Could you repeat the records below exactly, leaving out any pictures?

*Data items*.
——

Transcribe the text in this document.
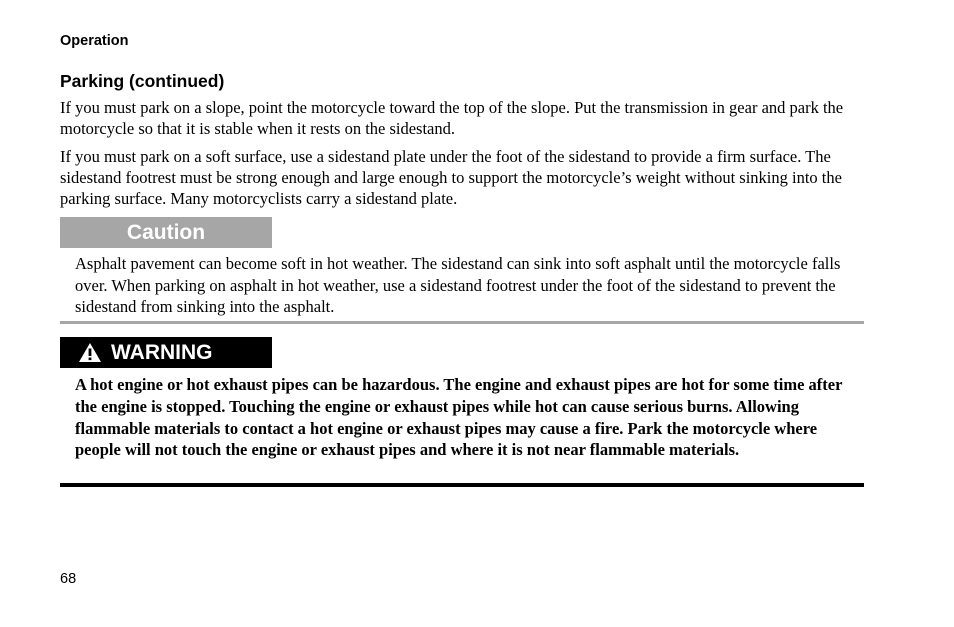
Operation
Parking (continued)

If you must park on a slope, point the motorcycle toward the top of the slope. Put the transmission in gear and park the motorcycle so that it is stable when it rests on the sidestand.

If you must park on a soft surface, use a sidestand plate under the foot of the sidestand to provide a firm surface. The sidestand footrest must be strong enough and large enough to support the motorcycle’s weight without sinking into the parking surface. Many motorcyclists carry a sidestand plate.

Caution

Asphalt pavement can become soft in hot weather. The sidestand can sink into soft asphalt until the motorcycle falls over. When parking on asphalt in hot weather, use a sidestand footrest under the foot of the sidestand to prevent the sidestand from sinking into the asphalt.

WARNING

A hot engine or hot exhaust pipes can be hazardous. The engine and exhaust pipes are hot for some time after the engine is stopped. Touching the engine or exhaust pipes while hot can cause serious burns. Allowing flammable materials to contact a hot engine or exhaust pipes may cause a fire. Park the motorcycle where people will not touch the engine or exhaust pipes and where it is not near flammable materials.

68
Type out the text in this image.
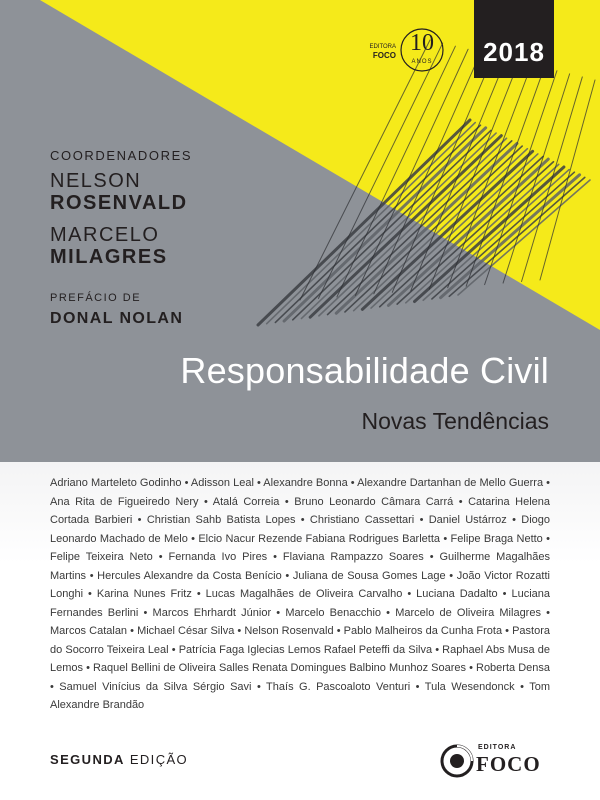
2018
EDITORA
FOCO 10
ANOS
COORDENADORES
NELSON
ROSENVALD
MARCELO
MILAGRES
PREFÁCIO DE
DONAL NOLAN
Responsabilidade Civil
Novas Tendências

Adriano Marteleto Godinho • Adisson Leal • Alexandre Bonna • Alexandre Dartanhan de Mello Guerra • Ana Rita de Figueiredo Nery • Atalá Correia • Bruno Leonardo Câmara Carrá • Catarina Helena Cortada Barbieri • Christian Sahb Batista Lopes • Christiano Cassettari • Daniel Ustárroz • Diogo Leonardo Machado de Melo • Elcio Nacur Rezende Fabiana Rodrigues Barletta • Felipe Braga Netto • Felipe Teixeira Neto • Fernanda Ivo Pires • Flaviana Rampazzo Soares • Guilherme Magalhães Martins • Hercules Alexandre da Costa Benício • Juliana de Sousa Gomes Lage • João Victor Rozatti Longhi • Karina Nunes Fritz • Lucas Magalhães de Oliveira Carvalho • Luciana Dadalto • Luciana Fernandes Berlini • Marcos Ehrhardt Júnior • Marcelo Benacchio • Marcelo de Oliveira Milagres • Marcos Catalan • Michael César Silva • Nelson Rosenvald • Pablo Malheiros da Cunha Frota • Pastora do Socorro Teixeira Leal • Patrícia Faga Iglecias Lemos Rafael Peteffi da Silva • Raphael Abs Musa de Lemos • Raquel Bellini de Oliveira Salles Renata Domingues Balbino Munhoz Soares • Roberta Densa • Samuel Vinícius da Silva Sérgio Savi • Thaís G. Pascoaloto Venturi • Tula Wesendonck • Tom Alexandre Brandão

SEGUNDA EDIÇÃO
EDITORA
FOCO
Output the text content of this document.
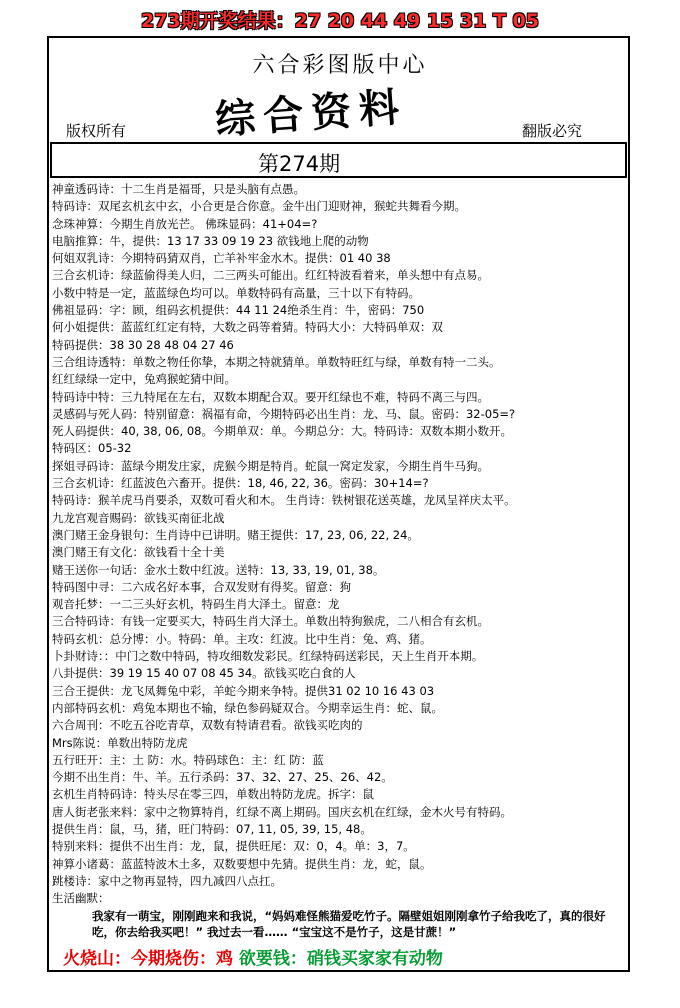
273期开奖结果：27 20 44 49 15 31 T 05
六合彩图版中心
综合资料
版权所有	翻版必究
第274期
神童透码诗：十二生肖是福哥，只是头脑有点愚。
特码诗：双尾玄机玄中玄，小合更是合你意。金牛出门迎财神，猴蛇共舞看今期。
念珠神算：今期生肖放光芒。 佛珠显码：41+04=?
电脑推算：牛，提供：13 17 33 09 19 23 欲钱地上爬的动物
何姐双乳诗：今期特码猜双肖，亡羊补牢金水木。提供：01 40 38
三合玄机诗：绿蓝偷得美人归，二三两头可能出。红红特波看着来，单头想中有点易。
小数中特是一定，蓝蓝绿色均可以。单数特码有高量，三十以下有特码。
佛祖显码：字：顾，组码玄机提供：44 11 24绝杀生肖：牛，密码：750
何小姐提供：蓝蓝红红定有特，大数之码等着猜。特码大小：大特码单双：双
特码提供：38 30 28 48 04 27 46
三合组诗透特：单数之物任你挚，本期之特就猜单。单数特旺红与绿，单数有特一二头。
红红绿绿一定中，兔鸡猴蛇猜中间。
特码诗中特：三九特尾在左右，双数本期配合双。要开红绿也不难，特码不离三与四。
灵感码与死人码：特别留意：祸福有命，今期特码必出生肖：龙、马、鼠。密码：32-05=?
死人码提供：40, 38, 06, 08。今期单双：单。今期总分：大。特码诗：双数本期小数开。
特码区：05-32
探姐寻码诗：蓝绿今期发庄家，虎猴今期是特肖。蛇鼠一窝定发家，今期生肖牛马狗。
三合玄机诗：红蓝波色六畜开。提供：18, 46, 22, 36。密码：30+14=?
特码诗：猴羊虎马肖要杀，双数可看火和木。 生肖诗：铁树银花送英雄，龙凤呈祥庆太平。
九龙宫观音赐码：欲钱买南征北战
澳门赌王金身银句：生肖诗中已讲明。赌王提供：17, 23, 06, 22, 24。
澳门赌王有文化：欲钱看十全十美
赌王送你一句话：金水土数中红波。送特：13, 33, 19, 01, 38。
特码图中寻：二六成名好本事，合双发财有得奖。留意：狗
观音托梦：一二三头好玄机，特码生肖大泽土。留意：龙
三合特码诗：有钱一定要买大，特码生肖大泽土。单数出特狗猴虎，二八相合有玄机。
特码玄机：总分博：小。特码：单。主攻：红波。比中生肖：兔、鸡、猪。
卜卦财诗：：中门之数中特码，特攻细数发彩民。红绿特码送彩民，天上生肖开本期。
八卦提供：39 19 15 40 07 08 45 34。欲钱买吃白食的人
三合王提供：龙飞凤舞兔中彩，羊蛇今期来争特。提供31 02 10 16 43 03
内部特码玄机：鸡兔本期也不输，绿色参码疑双合。今期幸运生肖：蛇、鼠。
六合周刊：不吃五谷吃青草，双数有特请君看。欲钱买吃肉的
Mrs陈说：单数出特防龙虎
五行旺开：主：土 防：水。特码球色：主：红 防：蓝
今期不出生肖：牛、羊。五行杀码：37、32、27、25、26、42。
玄机生肖特码诗：特头尽在零三四，单数出特防龙虎。拆字：鼠
唐人街老张来料：家中之物算特肖，红绿不离上期码。国庆玄机在红绿，金木火号有特码。
提供生肖：鼠，马，猪，旺门特码：07, 11, 05, 39, 15, 48。
特别来料：提供不出生肖：龙，鼠，提供旺尾：双：0，4。单：3，7。
神算小诸葛：蓝蓝特波木土多，双数要想中先猜。提供生肖：龙，蛇，鼠。
跳楼诗：家中之物再显特，四九减四八点扛。
生活幽默：
我家有一萌宝，刚刚跑来和我说，“妈妈难怪熊猫爱吃竹子。隔壁姐姐刚刚拿竹子给我吃了，真的很好吃，你去给我买吧！” 我过去一看…… “宝宝这不是竹子，这是甘蔗！”
火烧山：今期烧伤：鸡 欲要钱：硝钱买家家有动物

——

*Answer to this exercise*.
Transcribe the text in this document.
Operation
Parking (continued)

If you must park on a slope, point the motorcycle toward the top of the slope. Put the transmission in gear and park the motorcycle so that it is stable when it rests on the sidestand.

If you must park on a soft surface, use a sidestand plate under the foot of the sidestand to provide a firm surface. The sidestand footrest must be strong enough and large enough to support the motorcycle’s weight without sinking into the parking surface. Many motorcyclists carry a sidestand plate.

Caution

Asphalt pavement can become soft in hot weather. The sidestand can sink into soft asphalt until the motorcycle falls over. When parking on asphalt in hot weather, use a sidestand footrest under the foot of the sidestand to prevent the sidestand from sinking into the asphalt.

WARNING

A hot engine or hot exhaust pipes can be hazardous. The engine and exhaust pipes are hot for some time after the engine is stopped. Touching the engine or exhaust pipes while hot can cause serious burns. Allowing flammable materials to contact a hot engine or exhaust pipes may cause a fire. Park the motorcycle where people will not touch the engine or exhaust pipes and where it is not near flammable materials.

68
Type out the text in this image.
2018
EDITORA
FOCO 10
ANOS
COORDENADORES
NELSON
ROSENVALD
MARCELO
MILAGRES
PREFÁCIO DE
DONAL NOLAN
Responsabilidade Civil
Novas Tendências

Adriano Marteleto Godinho • Adisson Leal • Alexandre Bonna • Alexandre Dartanhan de Mello Guerra • Ana Rita de Figueiredo Nery • Atalá Correia • Bruno Leonardo Câmara Carrá • Catarina Helena Cortada Barbieri • Christian Sahb Batista Lopes • Christiano Cassettari • Daniel Ustárroz • Diogo Leonardo Machado de Melo • Elcio Nacur Rezende Fabiana Rodrigues Barletta • Felipe Braga Netto • Felipe Teixeira Neto • Fernanda Ivo Pires • Flaviana Rampazzo Soares • Guilherme Magalhães Martins • Hercules Alexandre da Costa Benício • Juliana de Sousa Gomes Lage • João Victor Rozatti Longhi • Karina Nunes Fritz • Lucas Magalhães de Oliveira Carvalho • Luciana Dadalto • Luciana Fernandes Berlini • Marcos Ehrhardt Júnior • Marcelo Benacchio • Marcelo de Oliveira Milagres • Marcos Catalan • Michael César Silva • Nelson Rosenvald • Pablo Malheiros da Cunha Frota • Pastora do Socorro Teixeira Leal • Patrícia Faga Iglecias Lemos Rafael Peteffi da Silva • Raphael Abs Musa de Lemos • Raquel Bellini de Oliveira Salles Renata Domingues Balbino Munhoz Soares • Roberta Densa • Samuel Vinícius da Silva Sérgio Savi • Thaís G. Pascoaloto Venturi • Tula Wesendonck • Tom Alexandre Brandão

SEGUNDA EDIÇÃO
EDITORA
FOCO
Output the text content of this document.
273期开奖结果：27 20 44 49 15 31 T 05
六合彩图版中心
综合资料
版权所有	翻版必究
第274期
神童透码诗：十二生肖是福哥，只是头脑有点愚。
特码诗：双尾玄机玄中玄，小合更是合你意。金牛出门迎财神，猴蛇共舞看今期。
念珠神算：今期生肖放光芒。 佛珠显码：41+04=?
电脑推算：牛，提供：13 17 33 09 19 23 欲钱地上爬的动物
何姐双乳诗：今期特码猜双肖，亡羊补牢金水木。提供：01 40 38
三合玄机诗：绿蓝偷得美人归，二三两头可能出。红红特波看着来，单头想中有点易。
小数中特是一定，蓝蓝绿色均可以。单数特码有高量，三十以下有特码。
佛祖显码：字：顾，组码玄机提供：44 11 24绝杀生肖：牛，密码：750
何小姐提供：蓝蓝红红定有特，大数之码等着猜。特码大小：大特码单双：双
特码提供：38 30 28 48 04 27 46
三合组诗透特：单数之物任你挚，本期之特就猜单。单数特旺红与绿，单数有特一二头。
红红绿绿一定中，兔鸡猴蛇猜中间。
特码诗中特：三九特尾在左右，双数本期配合双。要开红绿也不难，特码不离三与四。
灵感码与死人码：特别留意：祸福有命，今期特码必出生肖：龙、马、鼠。密码：32-05=?
死人码提供：40, 38, 06, 08。今期单双：单。今期总分：大。特码诗：双数本期小数开。
特码区：05-32
探姐寻码诗：蓝绿今期发庄家，虎猴今期是特肖。蛇鼠一窝定发家，今期生肖牛马狗。
三合玄机诗：红蓝波色六畜开。提供：18, 46, 22, 36。密码：30+14=?
特码诗：猴羊虎马肖要杀，双数可看火和木。 生肖诗：铁树银花送英雄，龙凤呈祥庆太平。
九龙宫观音赐码：欲钱买南征北战
澳门赌王金身银句：生肖诗中已讲明。赌王提供：17, 23, 06, 22, 24。
澳门赌王有文化：欲钱看十全十美
赌王送你一句话：金水土数中红波。送特：13, 33, 19, 01, 38。
特码图中寻：二六成名好本事，合双发财有得奖。留意：狗
观音托梦：一二三头好玄机，特码生肖大泽土。留意：龙
三合特码诗：有钱一定要买大，特码生肖大泽土。单数出特狗猴虎，二八相合有玄机。
特码玄机：总分博：小。特码：单。主攻：红波。比中生肖：兔、鸡、猪。
卜卦财诗：：中门之数中特码，特攻细数发彩民。红绿特码送彩民，天上生肖开本期。
八卦提供：39 19 15 40 07 08 45 34。欲钱买吃白食的人
三合王提供：龙飞凤舞兔中彩，羊蛇今期来争特。提供31 02 10 16 43 03
内部特码玄机：鸡兔本期也不输，绿色参码疑双合。今期幸运生肖：蛇、鼠。
六合周刊：不吃五谷吃青草，双数有特请君看。欲钱买吃肉的
Mrs陈说：单数出特防龙虎
五行旺开：主：土 防：水。特码球色：主：红 防：蓝
今期不出生肖：牛、羊。五行杀码：37、32、27、25、26、42。
玄机生肖特码诗：特头尽在零三四，单数出特防龙虎。拆字：鼠
唐人街老张来料：家中之物算特肖，红绿不离上期码。国庆玄机在红绿，金木火号有特码。
提供生肖：鼠，马，猪，旺门特码：07, 11, 05, 39, 15, 48。
特别来料：提供不出生肖：龙，鼠，提供旺尾：双：0，4。单：3，7。
神算小诸葛：蓝蓝特波木土多，双数要想中先猜。提供生肖：龙，蛇，鼠。
跳楼诗：家中之物再显特，四九减四八点扛。
生活幽默：
我家有一萌宝，刚刚跑来和我说，“妈妈难怪熊猫爱吃竹子。隔壁姐姐刚刚拿竹子给我吃了，真的很好吃，你去给我买吧！” 我过去一看…… “宝宝这不是竹子，这是甘蔗！”
火烧山：今期烧伤：鸡 欲要钱：硝钱买家家有动物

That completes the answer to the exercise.